*Task instructions*
Find the number of lines below in which the word "hinzufügen" appears, and write that number only.

*Data to use*
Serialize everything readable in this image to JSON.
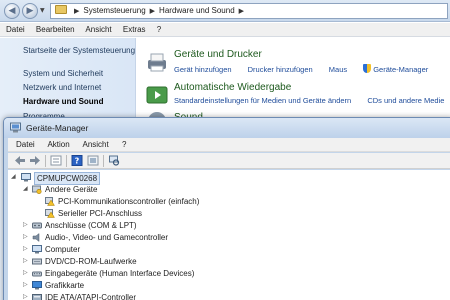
{
  "control_panel": {
    "breadcrumb": [
      "Systemsteuerung",
      "Hardware und Sound"
    ],
    "menu": [
      "Datei",
      "Bearbeiten",
      "Ansicht",
      "Extras",
      "?"
    ],
    "sidebar": {
      "home": "Startseite der Systemsteuerung",
      "items": [
        "System und Sicherheit",
        "Netzwerk und Internet",
        "Hardware und Sound",
        "Programme"
      ],
      "selected": "Hardware und Sound"
    },
    "categories": [
      {
        "title": "Geräte und Drucker",
        "links": [
          "Gerät hinzufügen",
          "Drucker hinzufügen",
          "Maus",
          "Geräte-Manager"
        ],
        "icon": "devices-printers-icon"
      },
      {
        "title": "Automatische Wiedergabe",
        "links": [
          "Standardeinstellungen für Medien und Geräte ändern",
          "CDs und andere Medie"
        ],
        "icon": "autoplay-icon"
      },
      {
        "title": "Sound",
        "links": [],
        "icon": "sound-icon"
      }
    ]
  },
  "device_manager": {
    "title": "Geräte-Manager",
    "menu": [
      "Datei",
      "Aktion",
      "Ansicht",
      "?"
    ],
    "toolbar_icons": [
      "back-arrow-icon",
      "forward-arrow-icon",
      "properties-icon",
      "help-icon",
      "view-icon",
      "scan-hardware-icon"
    ],
    "tree": {
      "root": "CPMUPCW0268",
      "other_devices": {
        "label": "Andere Geräte",
        "children": [
          "PCI-Kommunikationscontroller (einfach)",
          "Serieller PCI-Anschluss"
        ]
      },
      "categories": [
        "Anschlüsse (COM & LPT)",
        "Audio-, Video- und Gamecontroller",
        "Computer",
        "DVD/CD-ROM-Laufwerke",
        "Eingabegeräte (Human Interface Devices)",
        "Grafikkarte",
        "IDE ATA/ATAPI-Controller"
      ]
    },
    "colors": {
      "titlebar": "#c3d5ea",
      "selection": "#d9e6f6",
      "warning": "#f3c12a"
    }
  }
}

*Finished exercise*
2